To be done:
Say how many lines include "JSON", with no words around the number.

Stored items from a collection:
Begin
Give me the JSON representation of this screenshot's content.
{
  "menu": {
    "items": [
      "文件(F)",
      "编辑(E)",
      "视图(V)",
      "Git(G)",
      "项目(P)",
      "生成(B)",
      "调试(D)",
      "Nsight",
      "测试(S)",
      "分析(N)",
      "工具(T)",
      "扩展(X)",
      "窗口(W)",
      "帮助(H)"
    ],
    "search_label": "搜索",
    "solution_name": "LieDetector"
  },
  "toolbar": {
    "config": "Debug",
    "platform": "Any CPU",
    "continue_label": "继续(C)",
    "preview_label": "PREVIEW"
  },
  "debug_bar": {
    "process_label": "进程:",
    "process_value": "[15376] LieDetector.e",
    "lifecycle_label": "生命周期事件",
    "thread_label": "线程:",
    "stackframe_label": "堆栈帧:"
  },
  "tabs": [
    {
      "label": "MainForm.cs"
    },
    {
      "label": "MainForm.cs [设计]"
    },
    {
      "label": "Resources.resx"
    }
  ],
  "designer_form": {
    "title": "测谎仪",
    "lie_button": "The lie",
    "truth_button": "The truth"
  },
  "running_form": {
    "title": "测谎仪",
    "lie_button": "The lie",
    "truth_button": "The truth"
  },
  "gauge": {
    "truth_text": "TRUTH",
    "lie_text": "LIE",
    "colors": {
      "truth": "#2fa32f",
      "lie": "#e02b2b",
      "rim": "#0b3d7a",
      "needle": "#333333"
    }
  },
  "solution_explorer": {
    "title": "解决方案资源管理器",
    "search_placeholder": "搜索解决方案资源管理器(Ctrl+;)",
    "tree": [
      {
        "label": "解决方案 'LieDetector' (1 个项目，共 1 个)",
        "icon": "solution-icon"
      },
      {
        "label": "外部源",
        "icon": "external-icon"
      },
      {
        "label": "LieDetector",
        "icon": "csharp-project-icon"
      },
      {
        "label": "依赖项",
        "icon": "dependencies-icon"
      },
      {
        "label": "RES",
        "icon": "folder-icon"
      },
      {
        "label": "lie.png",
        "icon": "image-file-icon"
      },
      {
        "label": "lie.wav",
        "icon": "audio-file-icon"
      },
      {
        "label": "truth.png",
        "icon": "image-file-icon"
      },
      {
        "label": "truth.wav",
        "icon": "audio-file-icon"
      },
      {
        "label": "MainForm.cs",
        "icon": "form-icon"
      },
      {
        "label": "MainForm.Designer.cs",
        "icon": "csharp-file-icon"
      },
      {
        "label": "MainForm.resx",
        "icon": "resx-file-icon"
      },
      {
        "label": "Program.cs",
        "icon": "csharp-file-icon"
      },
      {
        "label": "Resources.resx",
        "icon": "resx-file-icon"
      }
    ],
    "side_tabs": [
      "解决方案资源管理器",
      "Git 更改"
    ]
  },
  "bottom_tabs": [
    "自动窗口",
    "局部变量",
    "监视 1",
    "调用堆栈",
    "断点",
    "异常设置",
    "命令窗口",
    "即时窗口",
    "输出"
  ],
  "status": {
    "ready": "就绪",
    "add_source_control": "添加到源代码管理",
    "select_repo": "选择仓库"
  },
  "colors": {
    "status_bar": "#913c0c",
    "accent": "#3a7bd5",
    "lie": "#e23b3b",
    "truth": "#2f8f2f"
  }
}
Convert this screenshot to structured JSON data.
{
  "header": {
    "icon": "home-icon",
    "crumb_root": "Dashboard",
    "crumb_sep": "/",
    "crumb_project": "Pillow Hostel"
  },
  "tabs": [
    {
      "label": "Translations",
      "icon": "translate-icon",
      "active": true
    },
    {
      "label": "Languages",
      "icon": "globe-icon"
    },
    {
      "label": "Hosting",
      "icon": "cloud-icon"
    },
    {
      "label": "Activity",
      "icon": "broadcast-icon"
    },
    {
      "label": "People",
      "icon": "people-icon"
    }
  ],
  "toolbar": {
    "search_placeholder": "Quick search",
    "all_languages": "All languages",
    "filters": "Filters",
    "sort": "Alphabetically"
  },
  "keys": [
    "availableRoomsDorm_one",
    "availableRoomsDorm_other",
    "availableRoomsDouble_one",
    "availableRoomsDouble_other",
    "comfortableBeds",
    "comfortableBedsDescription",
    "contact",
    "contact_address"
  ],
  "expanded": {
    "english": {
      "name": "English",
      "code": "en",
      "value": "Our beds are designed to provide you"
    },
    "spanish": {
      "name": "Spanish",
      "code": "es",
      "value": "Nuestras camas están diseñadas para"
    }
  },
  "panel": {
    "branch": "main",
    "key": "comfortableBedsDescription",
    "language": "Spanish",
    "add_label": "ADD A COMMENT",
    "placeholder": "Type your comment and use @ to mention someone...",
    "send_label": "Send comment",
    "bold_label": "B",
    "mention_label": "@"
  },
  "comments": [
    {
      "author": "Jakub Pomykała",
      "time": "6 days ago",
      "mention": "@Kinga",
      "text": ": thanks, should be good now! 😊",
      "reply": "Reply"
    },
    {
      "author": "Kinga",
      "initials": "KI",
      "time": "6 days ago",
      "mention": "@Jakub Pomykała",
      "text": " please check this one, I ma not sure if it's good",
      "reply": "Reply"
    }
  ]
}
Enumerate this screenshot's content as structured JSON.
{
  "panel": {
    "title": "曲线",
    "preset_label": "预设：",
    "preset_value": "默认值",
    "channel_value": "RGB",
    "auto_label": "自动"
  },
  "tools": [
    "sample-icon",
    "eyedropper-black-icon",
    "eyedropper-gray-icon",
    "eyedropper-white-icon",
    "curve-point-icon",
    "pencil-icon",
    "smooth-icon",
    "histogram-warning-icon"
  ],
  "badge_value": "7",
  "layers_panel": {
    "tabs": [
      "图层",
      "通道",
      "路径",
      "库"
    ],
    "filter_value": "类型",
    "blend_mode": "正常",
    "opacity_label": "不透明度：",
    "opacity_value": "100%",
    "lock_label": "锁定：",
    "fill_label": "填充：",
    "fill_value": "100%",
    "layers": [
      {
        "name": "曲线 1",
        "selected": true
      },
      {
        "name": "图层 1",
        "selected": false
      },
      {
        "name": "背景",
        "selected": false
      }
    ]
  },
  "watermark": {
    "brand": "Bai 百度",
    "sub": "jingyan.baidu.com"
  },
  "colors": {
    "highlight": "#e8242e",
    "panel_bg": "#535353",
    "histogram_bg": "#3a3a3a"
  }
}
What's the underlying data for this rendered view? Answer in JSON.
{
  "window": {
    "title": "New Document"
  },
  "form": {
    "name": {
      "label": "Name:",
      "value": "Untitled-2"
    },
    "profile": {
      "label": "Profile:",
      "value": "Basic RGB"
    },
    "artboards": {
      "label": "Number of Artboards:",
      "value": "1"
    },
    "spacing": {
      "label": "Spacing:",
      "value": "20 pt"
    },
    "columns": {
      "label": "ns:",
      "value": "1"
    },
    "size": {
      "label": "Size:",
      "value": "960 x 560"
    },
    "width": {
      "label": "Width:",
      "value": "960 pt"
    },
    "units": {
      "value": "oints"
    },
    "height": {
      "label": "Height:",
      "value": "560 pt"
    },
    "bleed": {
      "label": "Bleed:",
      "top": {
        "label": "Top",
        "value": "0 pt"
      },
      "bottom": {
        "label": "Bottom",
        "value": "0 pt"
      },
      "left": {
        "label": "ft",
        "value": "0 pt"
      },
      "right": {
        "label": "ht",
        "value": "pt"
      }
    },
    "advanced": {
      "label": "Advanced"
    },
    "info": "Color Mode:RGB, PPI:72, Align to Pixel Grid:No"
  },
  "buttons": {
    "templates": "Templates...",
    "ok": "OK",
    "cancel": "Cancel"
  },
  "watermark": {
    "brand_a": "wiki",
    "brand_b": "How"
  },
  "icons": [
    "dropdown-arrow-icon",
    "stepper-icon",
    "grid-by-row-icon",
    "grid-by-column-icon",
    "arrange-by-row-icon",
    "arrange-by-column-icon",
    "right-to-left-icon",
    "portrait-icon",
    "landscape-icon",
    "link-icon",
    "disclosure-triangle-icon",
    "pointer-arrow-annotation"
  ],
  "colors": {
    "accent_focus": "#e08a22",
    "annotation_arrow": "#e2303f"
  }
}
End
The completed task:
4